→ What is being asked
Go through the records underneath and count the lines that include the string "Etesam". Give nothing but the number.

→ Exercise input

========

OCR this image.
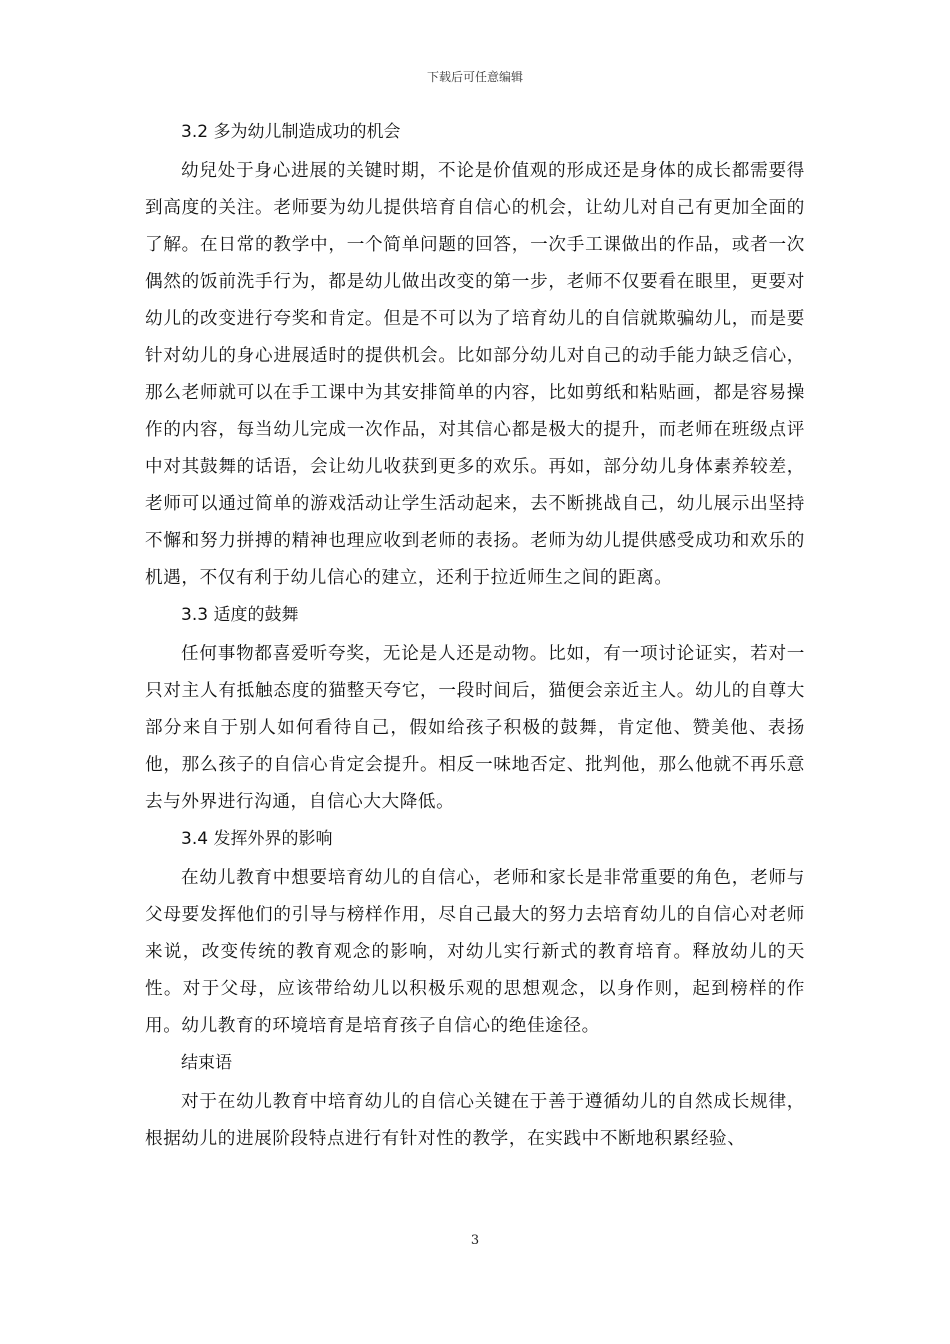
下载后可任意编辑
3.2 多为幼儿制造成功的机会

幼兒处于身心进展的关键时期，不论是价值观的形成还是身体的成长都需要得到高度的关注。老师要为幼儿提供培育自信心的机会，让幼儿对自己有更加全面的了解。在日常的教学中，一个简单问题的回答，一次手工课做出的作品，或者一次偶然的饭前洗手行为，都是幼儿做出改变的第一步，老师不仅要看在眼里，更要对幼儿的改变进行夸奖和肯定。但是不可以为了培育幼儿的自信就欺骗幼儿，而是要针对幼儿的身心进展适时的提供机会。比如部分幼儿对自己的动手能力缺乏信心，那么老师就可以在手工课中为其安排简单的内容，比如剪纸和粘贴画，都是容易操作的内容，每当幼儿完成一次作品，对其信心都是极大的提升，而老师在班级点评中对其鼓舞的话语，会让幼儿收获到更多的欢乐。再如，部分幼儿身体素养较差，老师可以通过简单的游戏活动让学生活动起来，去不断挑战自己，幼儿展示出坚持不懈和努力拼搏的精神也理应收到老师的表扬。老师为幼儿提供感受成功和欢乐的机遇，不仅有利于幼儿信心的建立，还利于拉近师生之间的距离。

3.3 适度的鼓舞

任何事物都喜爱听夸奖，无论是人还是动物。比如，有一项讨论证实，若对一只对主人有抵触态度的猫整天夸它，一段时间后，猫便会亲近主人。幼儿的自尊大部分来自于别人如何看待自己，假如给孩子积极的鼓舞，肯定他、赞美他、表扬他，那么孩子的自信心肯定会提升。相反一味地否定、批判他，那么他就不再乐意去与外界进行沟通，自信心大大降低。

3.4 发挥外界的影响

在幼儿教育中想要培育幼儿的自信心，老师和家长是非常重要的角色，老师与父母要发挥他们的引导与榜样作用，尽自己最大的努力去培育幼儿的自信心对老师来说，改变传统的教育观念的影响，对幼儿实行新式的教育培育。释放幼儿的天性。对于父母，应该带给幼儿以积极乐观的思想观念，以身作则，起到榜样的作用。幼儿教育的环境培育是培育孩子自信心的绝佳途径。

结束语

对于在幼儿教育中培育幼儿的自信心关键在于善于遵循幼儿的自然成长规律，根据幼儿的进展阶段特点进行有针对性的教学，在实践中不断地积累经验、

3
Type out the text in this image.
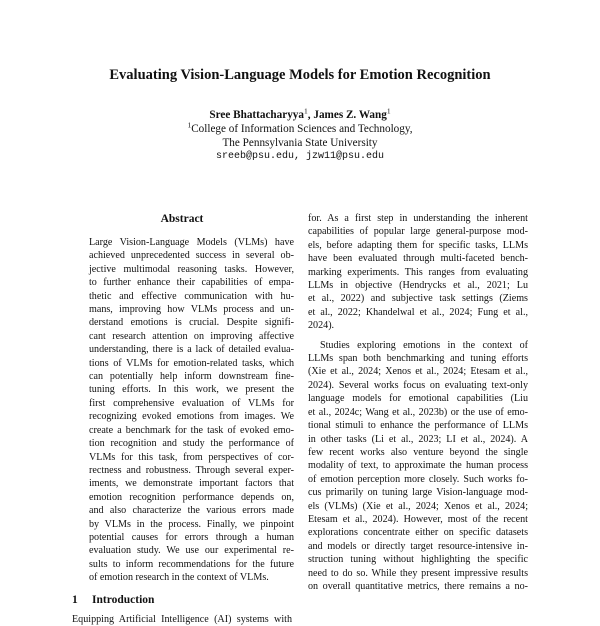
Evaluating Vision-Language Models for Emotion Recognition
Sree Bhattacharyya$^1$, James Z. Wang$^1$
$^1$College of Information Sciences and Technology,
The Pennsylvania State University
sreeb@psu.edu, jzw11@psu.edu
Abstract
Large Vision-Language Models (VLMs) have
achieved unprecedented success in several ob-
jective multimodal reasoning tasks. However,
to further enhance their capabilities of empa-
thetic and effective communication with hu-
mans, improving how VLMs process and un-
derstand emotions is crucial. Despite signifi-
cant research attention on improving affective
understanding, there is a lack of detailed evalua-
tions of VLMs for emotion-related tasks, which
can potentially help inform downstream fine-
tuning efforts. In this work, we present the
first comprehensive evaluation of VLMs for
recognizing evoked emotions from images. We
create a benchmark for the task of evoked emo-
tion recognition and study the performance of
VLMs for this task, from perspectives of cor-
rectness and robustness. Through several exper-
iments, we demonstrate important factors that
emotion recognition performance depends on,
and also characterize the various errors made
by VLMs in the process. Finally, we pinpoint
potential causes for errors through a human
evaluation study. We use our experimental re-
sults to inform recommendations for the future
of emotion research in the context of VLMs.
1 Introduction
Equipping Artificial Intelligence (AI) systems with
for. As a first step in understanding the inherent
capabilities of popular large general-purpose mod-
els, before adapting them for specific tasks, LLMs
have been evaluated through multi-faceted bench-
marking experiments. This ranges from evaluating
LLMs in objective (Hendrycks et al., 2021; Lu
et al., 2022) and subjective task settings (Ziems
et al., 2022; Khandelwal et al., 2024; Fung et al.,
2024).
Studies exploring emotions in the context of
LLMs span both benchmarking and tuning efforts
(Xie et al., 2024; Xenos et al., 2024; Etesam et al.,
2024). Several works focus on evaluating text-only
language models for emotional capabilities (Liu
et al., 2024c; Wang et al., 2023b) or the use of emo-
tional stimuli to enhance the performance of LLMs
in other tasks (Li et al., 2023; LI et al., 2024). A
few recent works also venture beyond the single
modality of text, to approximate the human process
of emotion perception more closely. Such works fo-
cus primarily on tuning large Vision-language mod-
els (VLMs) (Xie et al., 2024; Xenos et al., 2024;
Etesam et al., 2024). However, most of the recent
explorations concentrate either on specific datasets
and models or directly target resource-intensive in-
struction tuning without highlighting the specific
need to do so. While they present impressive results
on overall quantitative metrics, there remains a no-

========

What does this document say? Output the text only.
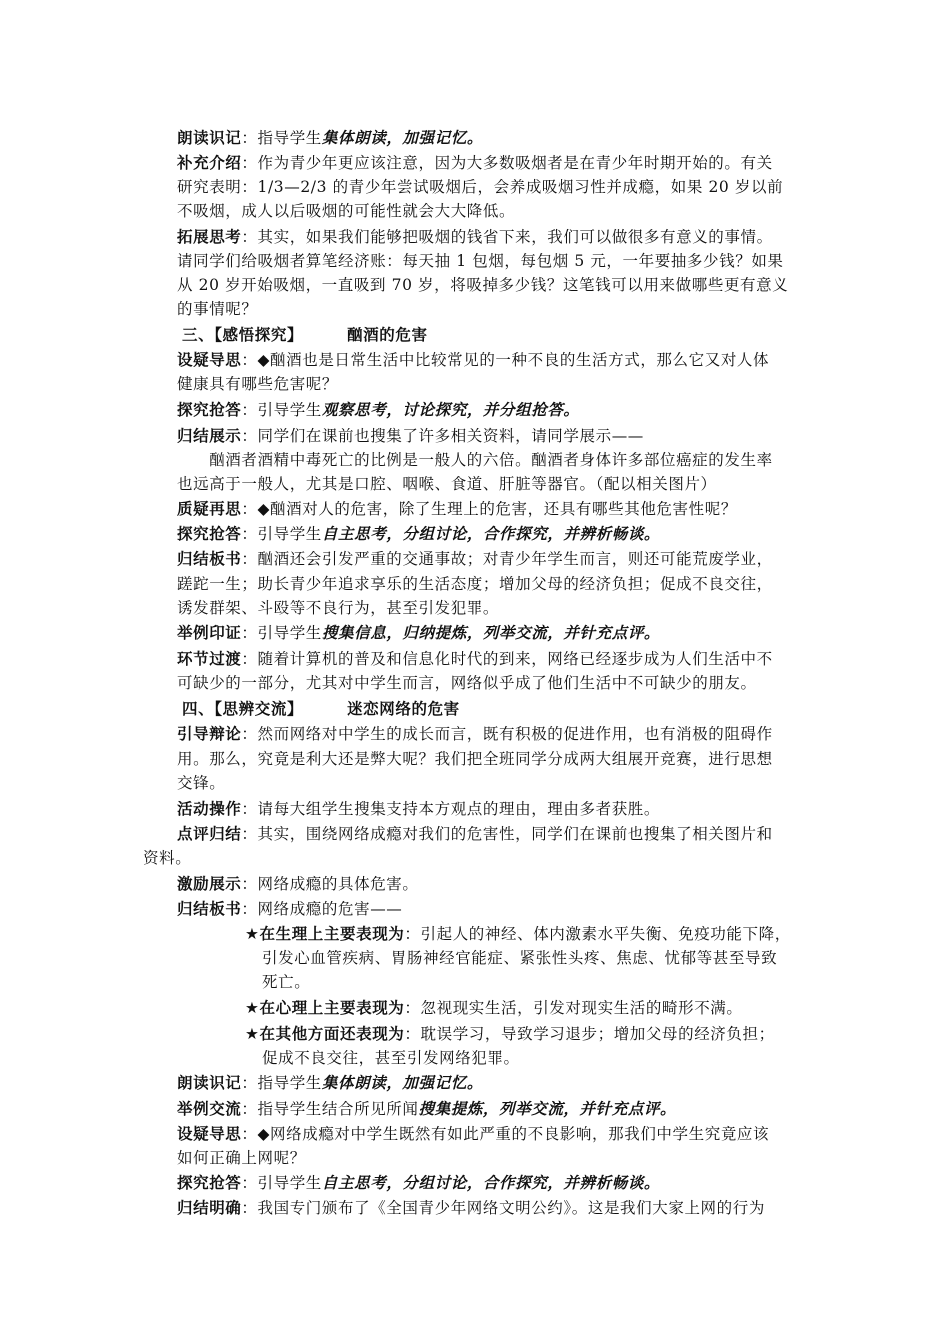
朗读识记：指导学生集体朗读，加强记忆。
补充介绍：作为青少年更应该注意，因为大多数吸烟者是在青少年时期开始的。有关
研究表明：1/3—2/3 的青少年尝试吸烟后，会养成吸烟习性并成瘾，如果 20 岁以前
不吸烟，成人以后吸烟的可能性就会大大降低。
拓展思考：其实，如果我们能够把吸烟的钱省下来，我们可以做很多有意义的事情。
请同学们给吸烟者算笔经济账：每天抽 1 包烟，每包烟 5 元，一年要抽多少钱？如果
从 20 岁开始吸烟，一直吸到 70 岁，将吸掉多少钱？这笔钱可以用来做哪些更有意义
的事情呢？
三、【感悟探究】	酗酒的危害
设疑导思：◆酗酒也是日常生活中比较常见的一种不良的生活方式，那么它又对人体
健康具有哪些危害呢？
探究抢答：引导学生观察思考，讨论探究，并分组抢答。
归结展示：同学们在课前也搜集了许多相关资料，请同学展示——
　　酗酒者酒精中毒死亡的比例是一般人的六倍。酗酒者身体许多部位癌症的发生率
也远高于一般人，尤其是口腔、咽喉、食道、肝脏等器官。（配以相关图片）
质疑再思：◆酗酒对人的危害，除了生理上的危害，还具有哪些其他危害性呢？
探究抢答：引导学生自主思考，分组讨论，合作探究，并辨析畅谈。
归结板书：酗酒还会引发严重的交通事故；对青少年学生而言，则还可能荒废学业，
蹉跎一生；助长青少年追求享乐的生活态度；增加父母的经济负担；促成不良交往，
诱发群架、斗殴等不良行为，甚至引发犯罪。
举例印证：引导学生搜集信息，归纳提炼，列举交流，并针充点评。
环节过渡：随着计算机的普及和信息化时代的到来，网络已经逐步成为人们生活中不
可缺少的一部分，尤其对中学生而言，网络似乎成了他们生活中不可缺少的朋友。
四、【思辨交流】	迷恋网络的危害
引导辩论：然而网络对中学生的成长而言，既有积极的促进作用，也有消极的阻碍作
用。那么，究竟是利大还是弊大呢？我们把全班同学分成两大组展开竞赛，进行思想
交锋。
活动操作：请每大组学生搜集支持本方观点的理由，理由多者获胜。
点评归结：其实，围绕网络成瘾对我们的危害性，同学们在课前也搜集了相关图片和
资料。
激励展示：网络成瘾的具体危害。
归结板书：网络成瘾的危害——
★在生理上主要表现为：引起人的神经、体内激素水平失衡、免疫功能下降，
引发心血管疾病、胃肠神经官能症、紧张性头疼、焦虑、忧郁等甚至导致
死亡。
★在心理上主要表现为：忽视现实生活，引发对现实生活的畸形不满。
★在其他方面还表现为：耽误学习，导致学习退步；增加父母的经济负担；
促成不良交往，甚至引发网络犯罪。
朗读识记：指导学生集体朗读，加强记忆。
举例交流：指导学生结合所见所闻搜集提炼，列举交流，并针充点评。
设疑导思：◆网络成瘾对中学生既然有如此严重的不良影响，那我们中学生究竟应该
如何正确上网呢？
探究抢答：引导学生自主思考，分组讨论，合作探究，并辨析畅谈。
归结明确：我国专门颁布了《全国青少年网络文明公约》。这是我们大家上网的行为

========

→ Written reply
2